### YOUR GOAL
Could you transcribe the material below exactly, without leaving out a single line?

### DATASET CONTENT

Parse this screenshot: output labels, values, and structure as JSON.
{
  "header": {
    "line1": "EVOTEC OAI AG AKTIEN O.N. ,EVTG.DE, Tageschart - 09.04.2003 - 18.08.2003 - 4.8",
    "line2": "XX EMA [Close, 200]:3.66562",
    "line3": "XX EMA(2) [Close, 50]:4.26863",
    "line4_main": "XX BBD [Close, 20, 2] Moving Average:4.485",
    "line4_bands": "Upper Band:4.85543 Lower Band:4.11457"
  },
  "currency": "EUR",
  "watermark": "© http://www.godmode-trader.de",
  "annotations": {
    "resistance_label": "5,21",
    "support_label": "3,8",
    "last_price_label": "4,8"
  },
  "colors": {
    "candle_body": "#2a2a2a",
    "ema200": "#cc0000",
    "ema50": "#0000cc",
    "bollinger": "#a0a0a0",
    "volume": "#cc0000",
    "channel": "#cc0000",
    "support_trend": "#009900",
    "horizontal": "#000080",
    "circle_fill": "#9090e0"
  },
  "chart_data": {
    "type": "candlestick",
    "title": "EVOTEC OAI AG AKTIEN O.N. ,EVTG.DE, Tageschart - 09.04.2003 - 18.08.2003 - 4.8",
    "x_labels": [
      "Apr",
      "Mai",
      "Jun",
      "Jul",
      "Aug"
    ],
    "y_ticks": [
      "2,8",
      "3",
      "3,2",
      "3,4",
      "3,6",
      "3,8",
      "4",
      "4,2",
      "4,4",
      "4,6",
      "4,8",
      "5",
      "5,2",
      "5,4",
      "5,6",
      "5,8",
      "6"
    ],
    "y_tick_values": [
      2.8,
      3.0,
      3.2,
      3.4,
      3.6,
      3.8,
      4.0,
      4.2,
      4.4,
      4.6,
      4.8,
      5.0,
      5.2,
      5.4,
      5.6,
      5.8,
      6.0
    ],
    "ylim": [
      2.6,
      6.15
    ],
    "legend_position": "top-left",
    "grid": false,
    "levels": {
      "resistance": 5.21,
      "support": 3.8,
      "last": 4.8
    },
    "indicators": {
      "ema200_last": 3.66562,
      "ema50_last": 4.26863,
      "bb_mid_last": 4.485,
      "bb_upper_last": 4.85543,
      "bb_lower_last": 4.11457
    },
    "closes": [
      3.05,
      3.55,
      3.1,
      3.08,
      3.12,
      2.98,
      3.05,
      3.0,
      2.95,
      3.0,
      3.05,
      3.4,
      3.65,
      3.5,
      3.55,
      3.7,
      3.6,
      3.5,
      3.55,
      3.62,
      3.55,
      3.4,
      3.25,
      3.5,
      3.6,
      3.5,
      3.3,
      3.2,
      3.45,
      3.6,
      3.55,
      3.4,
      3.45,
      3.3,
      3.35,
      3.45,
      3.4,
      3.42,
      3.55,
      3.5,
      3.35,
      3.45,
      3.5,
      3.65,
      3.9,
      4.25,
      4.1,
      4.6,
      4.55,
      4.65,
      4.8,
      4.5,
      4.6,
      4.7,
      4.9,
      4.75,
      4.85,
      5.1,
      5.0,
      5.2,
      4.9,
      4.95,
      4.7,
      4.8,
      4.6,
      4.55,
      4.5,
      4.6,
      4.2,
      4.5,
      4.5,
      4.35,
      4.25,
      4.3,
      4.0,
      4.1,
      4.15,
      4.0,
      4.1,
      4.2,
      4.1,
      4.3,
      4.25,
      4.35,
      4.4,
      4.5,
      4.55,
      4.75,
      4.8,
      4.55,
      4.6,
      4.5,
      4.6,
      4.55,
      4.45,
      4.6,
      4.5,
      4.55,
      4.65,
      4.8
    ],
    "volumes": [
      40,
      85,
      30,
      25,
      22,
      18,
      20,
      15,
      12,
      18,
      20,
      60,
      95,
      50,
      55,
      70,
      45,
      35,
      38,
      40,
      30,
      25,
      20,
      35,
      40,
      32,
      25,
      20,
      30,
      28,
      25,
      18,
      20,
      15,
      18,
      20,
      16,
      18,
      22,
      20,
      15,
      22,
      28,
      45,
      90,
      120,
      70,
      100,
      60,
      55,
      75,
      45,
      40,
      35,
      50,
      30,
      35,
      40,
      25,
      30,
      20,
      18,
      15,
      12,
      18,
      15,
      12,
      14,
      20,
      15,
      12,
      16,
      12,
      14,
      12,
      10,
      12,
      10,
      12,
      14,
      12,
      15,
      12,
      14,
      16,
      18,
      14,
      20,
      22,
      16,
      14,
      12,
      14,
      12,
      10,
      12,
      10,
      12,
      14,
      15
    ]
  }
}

### REPLY TO THE TASK
Parse this screenshot: output labels, values, and structure as JSON.
{
  "header": {
    "line1": "EVOTEC OAI AG AKTIEN O.N. ,EVTG.DE, Tageschart - 09.04.2003 - 18.08.2003 - 4.8",
    "line2": "XX EMA [Close, 200]:3.66562",
    "line3": "XX EMA(2) [Close, 50]:4.26863",
    "line4_main": "XX BBD [Close, 20, 2] Moving Average:4.485",
    "line4_bands": "Upper Band:4.85543 Lower Band:4.11457"
  },
  "currency": "EUR",
  "watermark": "© http://www.godmode-trader.de",
  "annotations": {
    "resistance_label": "5,21",
    "support_label": "3,8",
    "last_price_label": "4,8"
  },
  "colors": {
    "candle_body": "#2a2a2a",
    "ema200": "#cc0000",
    "ema50": "#0000cc",
    "bollinger": "#a0a0a0",
    "volume": "#cc0000",
    "channel": "#cc0000",
    "support_trend": "#009900",
    "horizontal": "#000080",
    "circle_fill": "#9090e0"
  },
  "chart_data": {
    "type": "candlestick",
    "title": "EVOTEC OAI AG AKTIEN O.N. ,EVTG.DE, Tageschart - 09.04.2003 - 18.08.2003 - 4.8",
    "x_labels": [
      "Apr",
      "Mai",
      "Jun",
      "Jul",
      "Aug"
    ],
    "y_ticks": [
      "2,8",
      "3",
      "3,2",
      "3,4",
      "3,6",
      "3,8",
      "4",
      "4,2",
      "4,4",
      "4,6",
      "4,8",
      "5",
      "5,2",
      "5,4",
      "5,6",
      "5,8",
      "6"
    ],
    "y_tick_values": [
      2.8,
      3.0,
      3.2,
      3.4,
      3.6,
      3.8,
      4.0,
      4.2,
      4.4,
      4.6,
      4.8,
      5.0,
      5.2,
      5.4,
      5.6,
      5.8,
      6.0
    ],
    "ylim": [
      2.6,
      6.15
    ],
    "legend_position": "top-left",
    "grid": false,
    "levels": {
      "resistance": 5.21,
      "support": 3.8,
      "last": 4.8
    },
    "indicators": {
      "ema200_last": 3.66562,
      "ema50_last": 4.26863,
      "bb_mid_last": 4.485,
      "bb_upper_last": 4.85543,
      "bb_lower_last": 4.11457
    },
    "closes": [
      3.05,
      3.55,
      3.1,
      3.08,
      3.12,
      2.98,
      3.05,
      3.0,
      2.95,
      3.0,
      3.05,
      3.4,
      3.65,
      3.5,
      3.55,
      3.7,
      3.6,
      3.5,
      3.55,
      3.62,
      3.55,
      3.4,
      3.25,
      3.5,
      3.6,
      3.5,
      3.3,
      3.2,
      3.45,
      3.6,
      3.55,
      3.4,
      3.45,
      3.3,
      3.35,
      3.45,
      3.4,
      3.42,
      3.55,
      3.5,
      3.35,
      3.45,
      3.5,
      3.65,
      3.9,
      4.25,
      4.1,
      4.6,
      4.55,
      4.65,
      4.8,
      4.5,
      4.6,
      4.7,
      4.9,
      4.75,
      4.85,
      5.1,
      5.0,
      5.2,
      4.9,
      4.95,
      4.7,
      4.8,
      4.6,
      4.55,
      4.5,
      4.6,
      4.2,
      4.5,
      4.5,
      4.35,
      4.25,
      4.3,
      4.0,
      4.1,
      4.15,
      4.0,
      4.1,
      4.2,
      4.1,
      4.3,
      4.25,
      4.35,
      4.4,
      4.5,
      4.55,
      4.75,
      4.8,
      4.55,
      4.6,
      4.5,
      4.6,
      4.55,
      4.45,
      4.6,
      4.5,
      4.55,
      4.65,
      4.8
    ],
    "volumes": [
      40,
      85,
      30,
      25,
      22,
      18,
      20,
      15,
      12,
      18,
      20,
      60,
      95,
      50,
      55,
      70,
      45,
      35,
      38,
      40,
      30,
      25,
      20,
      35,
      40,
      32,
      25,
      20,
      30,
      28,
      25,
      18,
      20,
      15,
      18,
      20,
      16,
      18,
      22,
      20,
      15,
      22,
      28,
      45,
      90,
      120,
      70,
      100,
      60,
      55,
      75,
      45,
      40,
      35,
      50,
      30,
      35,
      40,
      25,
      30,
      20,
      18,
      15,
      12,
      18,
      15,
      12,
      14,
      20,
      15,
      12,
      16,
      12,
      14,
      12,
      10,
      12,
      10,
      12,
      14,
      12,
      15,
      12,
      14,
      16,
      18,
      14,
      20,
      22,
      16,
      14,
      12,
      14,
      12,
      10,
      12,
      10,
      12,
      14,
      15
    ]
  }
}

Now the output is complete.